# [Goal]
Below are the records. Reproduce exactly the lines from the one containing "Read this page and output its text content." through the final line, and omit any pictures.

Data records:
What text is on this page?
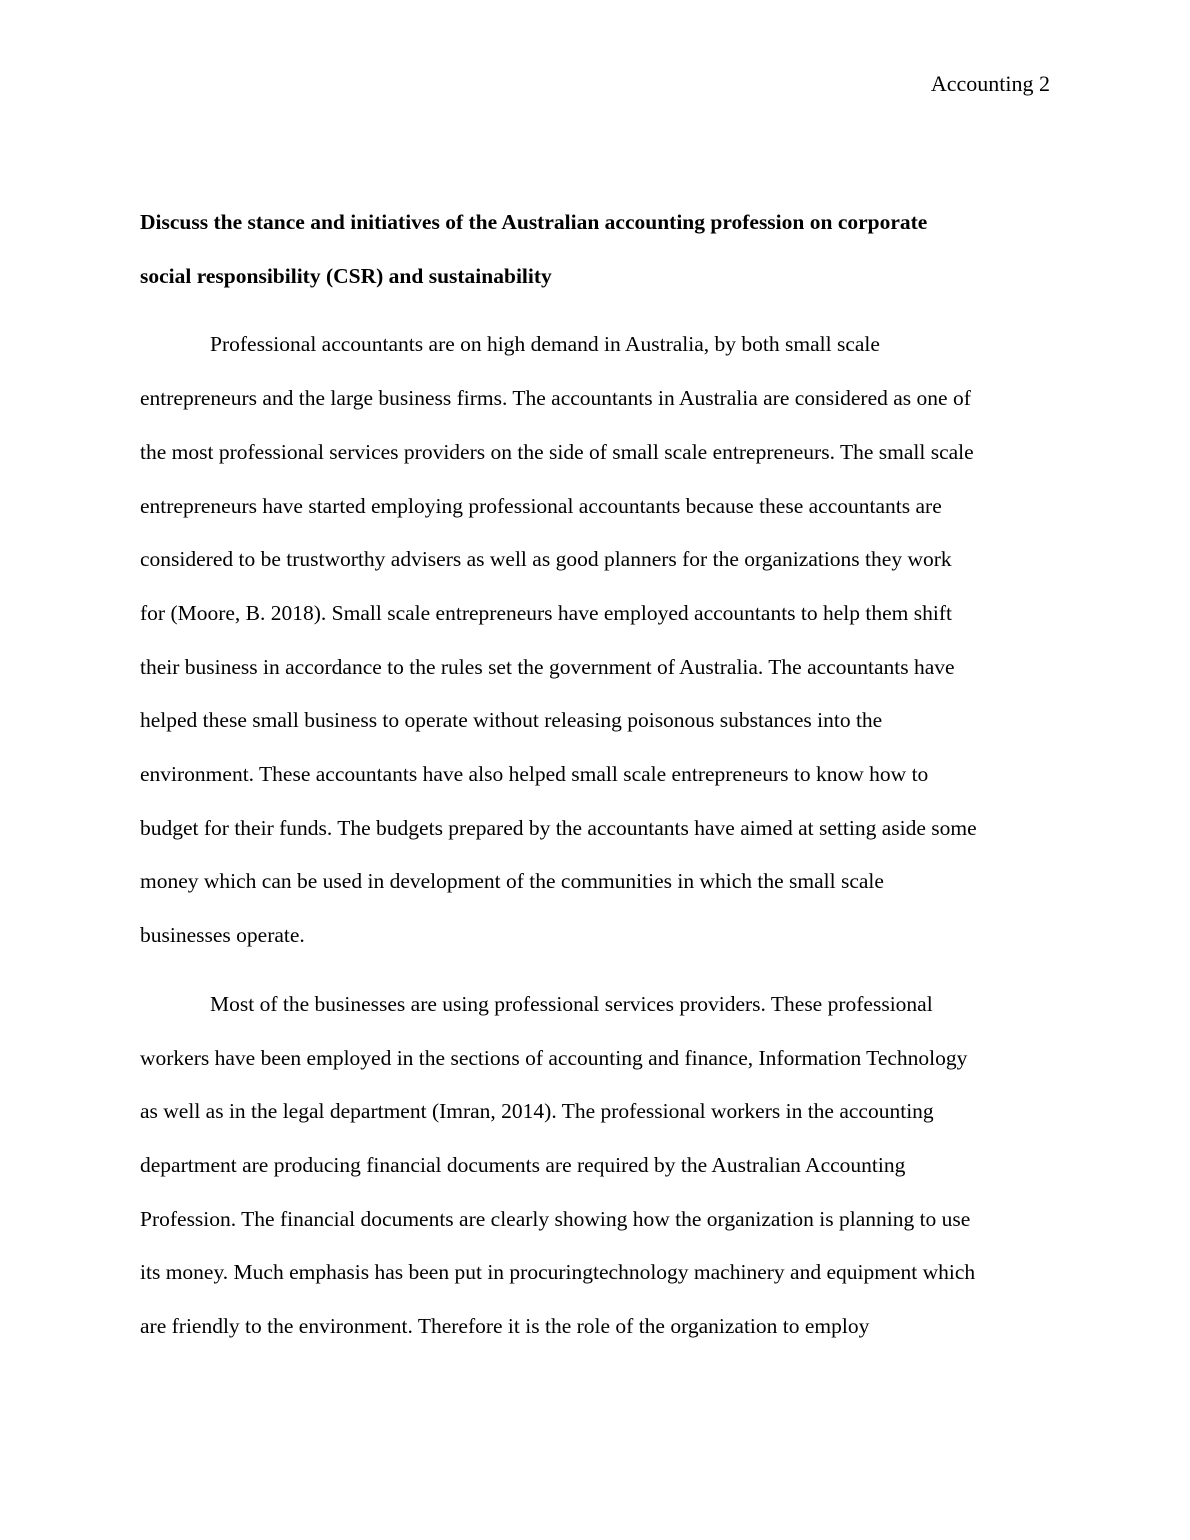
Accounting 2
Discuss the stance and initiatives of the Australian accounting profession on corporate
social responsibility (CSR) and sustainability
Professional accountants are on high demand in Australia, by both small scale
entrepreneurs and the large business firms. The accountants in Australia are considered as one of
the most professional services providers on the side of small scale entrepreneurs. The small scale
entrepreneurs have started employing professional accountants because these accountants are
considered to be trustworthy advisers as well as good planners for the organizations they work
for (Moore, B. 2018). Small scale entrepreneurs have employed accountants to help them shift
their business in accordance to the rules set the government of Australia. The accountants have
helped these small business to operate without releasing poisonous substances into the
environment. These accountants have also helped small scale entrepreneurs to know how to
budget for their funds. The budgets prepared by the accountants have aimed at setting aside some
money which can be used in development of the communities in which the small scale
businesses operate.
Most of the businesses are using professional services providers. These professional
workers have been employed in the sections of accounting and finance, Information Technology
as well as in the legal department (Imran, 2014). The professional workers in the accounting
department are producing financial documents are required by the Australian Accounting
Profession. The financial documents are clearly showing how the organization is planning to use
its money. Much emphasis has been put in procuringtechnology machinery and equipment which
are friendly to the environment. Therefore it is the role of the organization to employ
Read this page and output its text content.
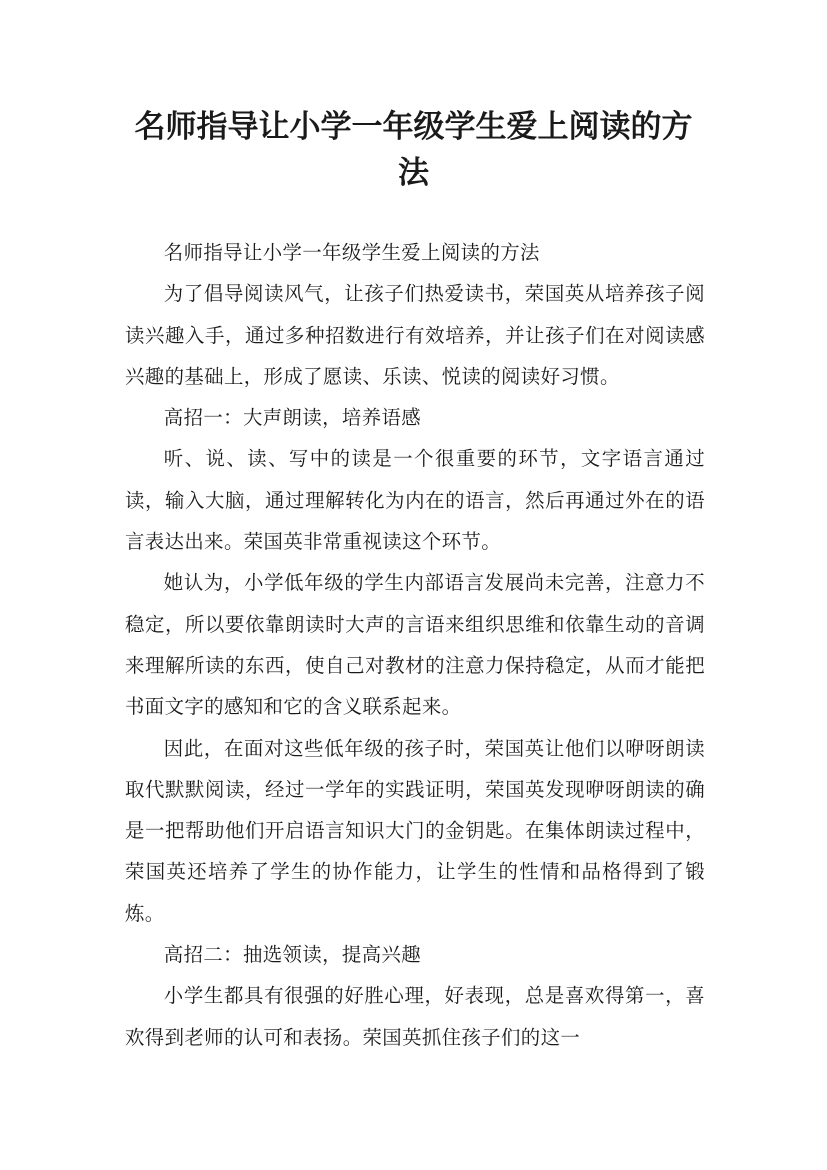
名师指导让小学一年级学生爱上阅读的方法

名师指导让小学一年级学生爱上阅读的方法

为了倡导阅读风气，让孩子们热爱读书，荣国英从培养孩子阅读兴趣入手，通过多种招数进行有效培养，并让孩子们在对阅读感兴趣的基础上，形成了愿读、乐读、悦读的阅读好习惯。

高招一：大声朗读，培养语感

听、说、读、写中的读是一个很重要的环节，文字语言通过读，输入大脑，通过理解转化为内在的语言，然后再通过外在的语言表达出来。荣国英非常重视读这个环节。

她认为，小学低年级的学生内部语言发展尚未完善，注意力不稳定，所以要依靠朗读时大声的言语来组织思维和依靠生动的音调来理解所读的东西，使自己对教材的注意力保持稳定，从而才能把书面文字的感知和它的含义联系起来。

因此，在面对这些低年级的孩子时，荣国英让他们以咿呀朗读取代默默阅读，经过一学年的实践证明，荣国英发现咿呀朗读的确是一把帮助他们开启语言知识大门的金钥匙。在集体朗读过程中，荣国英还培养了学生的协作能力，让学生的性情和品格得到了锻炼。

高招二：抽选领读，提高兴趣

小学生都具有很强的好胜心理，好表现，总是喜欢得第一，喜欢得到老师的认可和表扬。荣国英抓住孩子们的这一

# [Full response]
Read this page and output its text content.
名师指导让小学一年级学生爱上阅读的方法

名师指导让小学一年级学生爱上阅读的方法

为了倡导阅读风气，让孩子们热爱读书，荣国英从培养孩子阅读兴趣入手，通过多种招数进行有效培养，并让孩子们在对阅读感兴趣的基础上，形成了愿读、乐读、悦读的阅读好习惯。

高招一：大声朗读，培养语感

听、说、读、写中的读是一个很重要的环节，文字语言通过读，输入大脑，通过理解转化为内在的语言，然后再通过外在的语言表达出来。荣国英非常重视读这个环节。

她认为，小学低年级的学生内部语言发展尚未完善，注意力不稳定，所以要依靠朗读时大声的言语来组织思维和依靠生动的音调来理解所读的东西，使自己对教材的注意力保持稳定，从而才能把书面文字的感知和它的含义联系起来。

因此，在面对这些低年级的孩子时，荣国英让他们以咿呀朗读取代默默阅读，经过一学年的实践证明，荣国英发现咿呀朗读的确是一把帮助他们开启语言知识大门的金钥匙。在集体朗读过程中，荣国英还培养了学生的协作能力，让学生的性情和品格得到了锻炼。

高招二：抽选领读，提高兴趣

小学生都具有很强的好胜心理，好表现，总是喜欢得第一，喜欢得到老师的认可和表扬。荣国英抓住孩子们的这一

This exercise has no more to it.